• _Rows_:
╔══

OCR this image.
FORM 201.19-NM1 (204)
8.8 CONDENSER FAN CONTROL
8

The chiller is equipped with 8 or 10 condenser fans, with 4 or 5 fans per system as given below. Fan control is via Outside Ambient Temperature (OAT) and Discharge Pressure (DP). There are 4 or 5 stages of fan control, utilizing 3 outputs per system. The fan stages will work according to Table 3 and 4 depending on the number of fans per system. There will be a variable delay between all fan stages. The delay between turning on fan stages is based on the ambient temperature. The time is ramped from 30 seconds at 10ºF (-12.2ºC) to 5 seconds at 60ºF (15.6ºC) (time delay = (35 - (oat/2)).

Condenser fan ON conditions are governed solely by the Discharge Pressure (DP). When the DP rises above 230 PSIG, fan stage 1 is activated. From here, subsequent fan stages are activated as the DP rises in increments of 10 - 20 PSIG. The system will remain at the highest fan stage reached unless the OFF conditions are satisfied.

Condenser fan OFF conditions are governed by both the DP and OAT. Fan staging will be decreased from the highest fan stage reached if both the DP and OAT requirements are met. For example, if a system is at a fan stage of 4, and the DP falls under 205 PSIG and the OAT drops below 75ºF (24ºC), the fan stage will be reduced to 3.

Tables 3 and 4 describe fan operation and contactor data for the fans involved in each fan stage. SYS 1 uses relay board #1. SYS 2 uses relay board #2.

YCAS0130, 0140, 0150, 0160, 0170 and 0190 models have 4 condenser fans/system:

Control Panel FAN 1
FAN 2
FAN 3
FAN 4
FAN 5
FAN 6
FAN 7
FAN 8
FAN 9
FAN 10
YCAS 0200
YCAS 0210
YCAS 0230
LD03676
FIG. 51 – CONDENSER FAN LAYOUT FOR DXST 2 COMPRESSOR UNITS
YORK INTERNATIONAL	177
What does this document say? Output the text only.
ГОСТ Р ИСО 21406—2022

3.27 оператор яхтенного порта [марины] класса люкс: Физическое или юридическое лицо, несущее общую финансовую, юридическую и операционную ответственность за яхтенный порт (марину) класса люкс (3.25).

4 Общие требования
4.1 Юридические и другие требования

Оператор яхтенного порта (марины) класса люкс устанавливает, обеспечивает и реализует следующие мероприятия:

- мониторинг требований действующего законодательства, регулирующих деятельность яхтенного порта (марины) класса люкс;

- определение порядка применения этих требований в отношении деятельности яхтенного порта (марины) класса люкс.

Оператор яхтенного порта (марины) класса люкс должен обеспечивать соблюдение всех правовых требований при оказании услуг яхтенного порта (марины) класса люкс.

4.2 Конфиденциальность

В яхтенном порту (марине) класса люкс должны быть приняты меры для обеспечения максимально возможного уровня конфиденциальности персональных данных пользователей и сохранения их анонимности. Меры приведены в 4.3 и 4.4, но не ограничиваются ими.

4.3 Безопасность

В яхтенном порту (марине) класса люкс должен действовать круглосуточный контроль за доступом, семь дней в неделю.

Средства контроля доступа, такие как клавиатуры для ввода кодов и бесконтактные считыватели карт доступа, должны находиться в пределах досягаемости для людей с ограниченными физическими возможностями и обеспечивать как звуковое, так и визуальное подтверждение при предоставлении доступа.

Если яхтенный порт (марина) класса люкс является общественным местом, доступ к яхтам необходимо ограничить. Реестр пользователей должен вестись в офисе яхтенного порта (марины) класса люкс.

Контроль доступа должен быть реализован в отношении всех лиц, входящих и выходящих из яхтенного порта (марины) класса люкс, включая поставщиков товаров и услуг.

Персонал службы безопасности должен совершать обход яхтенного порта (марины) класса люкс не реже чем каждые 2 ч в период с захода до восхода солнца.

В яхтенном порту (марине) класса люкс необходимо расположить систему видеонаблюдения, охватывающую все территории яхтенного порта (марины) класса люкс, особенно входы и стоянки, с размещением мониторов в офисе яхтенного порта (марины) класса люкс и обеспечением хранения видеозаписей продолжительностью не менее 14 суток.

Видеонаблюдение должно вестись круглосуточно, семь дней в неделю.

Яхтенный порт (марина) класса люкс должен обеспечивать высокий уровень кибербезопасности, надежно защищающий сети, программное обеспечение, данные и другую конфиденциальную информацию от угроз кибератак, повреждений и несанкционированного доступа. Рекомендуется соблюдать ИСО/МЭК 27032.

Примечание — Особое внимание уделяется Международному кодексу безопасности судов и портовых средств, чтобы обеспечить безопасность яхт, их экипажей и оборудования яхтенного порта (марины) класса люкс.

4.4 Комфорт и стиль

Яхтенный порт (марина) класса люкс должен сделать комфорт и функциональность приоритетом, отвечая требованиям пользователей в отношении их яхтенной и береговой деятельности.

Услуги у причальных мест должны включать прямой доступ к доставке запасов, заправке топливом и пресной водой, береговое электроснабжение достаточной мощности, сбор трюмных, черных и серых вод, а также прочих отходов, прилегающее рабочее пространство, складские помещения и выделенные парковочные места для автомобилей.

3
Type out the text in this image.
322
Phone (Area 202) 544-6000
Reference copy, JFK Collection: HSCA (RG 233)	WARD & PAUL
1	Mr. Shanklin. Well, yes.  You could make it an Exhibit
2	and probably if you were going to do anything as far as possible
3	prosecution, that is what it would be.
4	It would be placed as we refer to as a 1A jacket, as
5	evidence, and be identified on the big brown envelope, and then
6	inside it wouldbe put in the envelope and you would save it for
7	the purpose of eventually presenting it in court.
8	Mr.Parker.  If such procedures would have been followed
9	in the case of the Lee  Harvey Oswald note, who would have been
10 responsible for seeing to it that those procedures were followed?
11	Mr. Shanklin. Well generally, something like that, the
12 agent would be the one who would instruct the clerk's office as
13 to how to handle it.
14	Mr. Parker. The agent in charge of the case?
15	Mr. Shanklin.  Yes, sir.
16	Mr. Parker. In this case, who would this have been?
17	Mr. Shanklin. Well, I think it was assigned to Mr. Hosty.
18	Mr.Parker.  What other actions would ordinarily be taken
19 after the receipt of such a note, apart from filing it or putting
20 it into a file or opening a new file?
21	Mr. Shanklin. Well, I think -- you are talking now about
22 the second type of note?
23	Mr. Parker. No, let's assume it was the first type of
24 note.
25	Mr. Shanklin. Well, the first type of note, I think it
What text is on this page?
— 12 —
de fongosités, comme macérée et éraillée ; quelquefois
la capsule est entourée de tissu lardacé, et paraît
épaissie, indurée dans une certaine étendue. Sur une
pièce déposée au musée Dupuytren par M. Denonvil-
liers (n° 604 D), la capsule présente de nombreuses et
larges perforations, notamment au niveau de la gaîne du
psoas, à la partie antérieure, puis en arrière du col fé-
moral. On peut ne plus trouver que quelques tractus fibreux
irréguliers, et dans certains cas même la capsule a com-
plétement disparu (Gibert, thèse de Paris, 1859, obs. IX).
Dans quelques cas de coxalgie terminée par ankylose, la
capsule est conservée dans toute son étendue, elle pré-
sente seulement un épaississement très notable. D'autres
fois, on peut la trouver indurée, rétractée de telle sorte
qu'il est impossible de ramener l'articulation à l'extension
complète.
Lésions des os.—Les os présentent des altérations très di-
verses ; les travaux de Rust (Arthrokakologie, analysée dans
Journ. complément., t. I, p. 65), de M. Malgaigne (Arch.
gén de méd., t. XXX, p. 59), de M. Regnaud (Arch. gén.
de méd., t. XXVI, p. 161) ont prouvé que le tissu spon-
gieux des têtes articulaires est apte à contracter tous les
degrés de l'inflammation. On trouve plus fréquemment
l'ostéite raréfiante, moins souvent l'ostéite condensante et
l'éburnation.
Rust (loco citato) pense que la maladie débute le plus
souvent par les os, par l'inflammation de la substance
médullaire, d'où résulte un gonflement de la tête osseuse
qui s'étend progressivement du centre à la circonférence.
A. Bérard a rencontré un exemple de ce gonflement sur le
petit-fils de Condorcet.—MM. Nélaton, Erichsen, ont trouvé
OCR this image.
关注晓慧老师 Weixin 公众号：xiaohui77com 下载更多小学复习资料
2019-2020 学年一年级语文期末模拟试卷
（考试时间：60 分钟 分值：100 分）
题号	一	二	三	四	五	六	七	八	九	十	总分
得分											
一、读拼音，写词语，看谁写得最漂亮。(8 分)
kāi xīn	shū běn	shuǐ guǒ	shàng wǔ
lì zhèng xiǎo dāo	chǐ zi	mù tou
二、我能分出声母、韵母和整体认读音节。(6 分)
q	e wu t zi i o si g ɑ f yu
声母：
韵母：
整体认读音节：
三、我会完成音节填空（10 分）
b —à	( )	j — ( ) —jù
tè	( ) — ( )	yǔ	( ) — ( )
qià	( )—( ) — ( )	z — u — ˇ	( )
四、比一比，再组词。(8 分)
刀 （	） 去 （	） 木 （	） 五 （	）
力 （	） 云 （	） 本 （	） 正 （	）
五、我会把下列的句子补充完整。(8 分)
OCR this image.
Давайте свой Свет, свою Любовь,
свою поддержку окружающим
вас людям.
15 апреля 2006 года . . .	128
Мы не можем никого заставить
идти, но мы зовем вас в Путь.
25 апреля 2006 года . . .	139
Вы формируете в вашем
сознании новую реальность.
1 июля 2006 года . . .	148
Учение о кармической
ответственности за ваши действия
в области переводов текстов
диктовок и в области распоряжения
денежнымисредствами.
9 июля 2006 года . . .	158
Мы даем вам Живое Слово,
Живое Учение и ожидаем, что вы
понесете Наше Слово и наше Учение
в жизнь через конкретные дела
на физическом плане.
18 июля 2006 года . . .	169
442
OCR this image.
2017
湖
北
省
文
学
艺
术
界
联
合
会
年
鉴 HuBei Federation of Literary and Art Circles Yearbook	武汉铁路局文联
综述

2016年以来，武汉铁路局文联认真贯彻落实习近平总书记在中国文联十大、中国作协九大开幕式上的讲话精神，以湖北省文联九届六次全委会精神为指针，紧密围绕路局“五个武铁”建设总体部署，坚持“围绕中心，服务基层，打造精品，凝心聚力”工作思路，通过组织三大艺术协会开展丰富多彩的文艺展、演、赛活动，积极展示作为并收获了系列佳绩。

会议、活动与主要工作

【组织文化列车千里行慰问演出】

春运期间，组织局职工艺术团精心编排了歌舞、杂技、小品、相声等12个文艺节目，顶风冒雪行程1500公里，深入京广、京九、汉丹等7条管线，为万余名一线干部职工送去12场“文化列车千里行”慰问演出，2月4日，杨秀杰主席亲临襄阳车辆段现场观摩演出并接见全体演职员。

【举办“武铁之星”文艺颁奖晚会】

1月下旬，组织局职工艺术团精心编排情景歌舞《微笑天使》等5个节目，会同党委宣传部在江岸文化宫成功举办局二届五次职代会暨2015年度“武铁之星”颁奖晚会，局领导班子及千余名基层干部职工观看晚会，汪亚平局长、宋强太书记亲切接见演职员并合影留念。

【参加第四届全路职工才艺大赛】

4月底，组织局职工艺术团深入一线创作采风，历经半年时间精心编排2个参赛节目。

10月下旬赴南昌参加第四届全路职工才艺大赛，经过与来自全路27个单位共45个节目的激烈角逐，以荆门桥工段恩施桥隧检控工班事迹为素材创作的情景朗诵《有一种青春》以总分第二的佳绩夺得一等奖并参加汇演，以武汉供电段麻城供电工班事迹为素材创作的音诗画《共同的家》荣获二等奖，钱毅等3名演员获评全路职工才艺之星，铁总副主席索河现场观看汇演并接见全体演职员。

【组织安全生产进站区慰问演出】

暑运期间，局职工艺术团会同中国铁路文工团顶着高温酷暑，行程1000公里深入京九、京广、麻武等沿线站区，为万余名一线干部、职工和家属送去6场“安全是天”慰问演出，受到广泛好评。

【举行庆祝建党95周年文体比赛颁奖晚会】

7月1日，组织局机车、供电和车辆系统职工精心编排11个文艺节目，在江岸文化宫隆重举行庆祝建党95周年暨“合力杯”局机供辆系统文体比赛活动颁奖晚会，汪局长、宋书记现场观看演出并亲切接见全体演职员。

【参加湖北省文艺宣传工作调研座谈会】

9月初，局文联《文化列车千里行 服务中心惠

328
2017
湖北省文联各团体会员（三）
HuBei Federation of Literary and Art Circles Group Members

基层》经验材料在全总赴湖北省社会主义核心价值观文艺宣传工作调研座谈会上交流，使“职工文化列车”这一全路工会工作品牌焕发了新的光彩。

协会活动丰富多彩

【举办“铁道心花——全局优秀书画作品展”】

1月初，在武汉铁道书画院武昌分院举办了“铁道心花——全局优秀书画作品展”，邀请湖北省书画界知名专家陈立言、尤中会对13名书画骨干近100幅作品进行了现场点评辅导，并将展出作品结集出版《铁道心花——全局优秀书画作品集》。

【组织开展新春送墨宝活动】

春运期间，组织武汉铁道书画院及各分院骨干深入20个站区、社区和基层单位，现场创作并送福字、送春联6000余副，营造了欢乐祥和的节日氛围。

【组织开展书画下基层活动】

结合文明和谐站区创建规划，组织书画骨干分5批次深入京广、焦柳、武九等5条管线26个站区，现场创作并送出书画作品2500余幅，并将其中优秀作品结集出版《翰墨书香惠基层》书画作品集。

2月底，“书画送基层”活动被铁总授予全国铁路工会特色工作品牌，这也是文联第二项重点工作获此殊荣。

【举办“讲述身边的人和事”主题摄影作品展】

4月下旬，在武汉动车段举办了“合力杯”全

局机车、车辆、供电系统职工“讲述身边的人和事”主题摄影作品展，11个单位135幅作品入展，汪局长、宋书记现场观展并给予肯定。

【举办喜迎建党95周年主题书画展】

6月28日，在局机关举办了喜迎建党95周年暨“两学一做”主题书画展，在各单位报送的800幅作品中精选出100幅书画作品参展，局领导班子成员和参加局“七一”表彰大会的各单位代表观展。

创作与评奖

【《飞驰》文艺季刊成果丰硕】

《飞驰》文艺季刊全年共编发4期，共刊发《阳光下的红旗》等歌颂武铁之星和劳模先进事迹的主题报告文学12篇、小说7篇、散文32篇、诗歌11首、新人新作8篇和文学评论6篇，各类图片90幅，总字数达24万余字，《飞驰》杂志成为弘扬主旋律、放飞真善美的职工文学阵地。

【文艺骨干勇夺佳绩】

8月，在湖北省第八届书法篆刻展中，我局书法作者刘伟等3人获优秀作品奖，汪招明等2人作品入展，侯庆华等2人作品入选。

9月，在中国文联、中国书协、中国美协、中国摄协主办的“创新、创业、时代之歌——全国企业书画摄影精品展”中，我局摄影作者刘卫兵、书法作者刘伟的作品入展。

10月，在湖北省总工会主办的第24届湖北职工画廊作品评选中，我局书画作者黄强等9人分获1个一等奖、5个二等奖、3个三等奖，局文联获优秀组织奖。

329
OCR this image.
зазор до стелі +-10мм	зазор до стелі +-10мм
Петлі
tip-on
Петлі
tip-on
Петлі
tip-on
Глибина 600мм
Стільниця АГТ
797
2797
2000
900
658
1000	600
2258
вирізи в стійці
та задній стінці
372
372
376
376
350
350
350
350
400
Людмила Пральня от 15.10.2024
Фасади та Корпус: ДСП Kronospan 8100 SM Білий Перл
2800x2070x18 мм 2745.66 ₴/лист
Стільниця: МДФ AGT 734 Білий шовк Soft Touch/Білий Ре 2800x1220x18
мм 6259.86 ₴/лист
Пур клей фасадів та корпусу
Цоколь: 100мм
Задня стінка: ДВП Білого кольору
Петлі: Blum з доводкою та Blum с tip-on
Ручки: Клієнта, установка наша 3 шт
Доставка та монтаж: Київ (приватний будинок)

╚══

• _Required work_:
Make a tally of the lines in this data that include the string "Слово", and answer with that tally alone.

• _Result of this task_:
2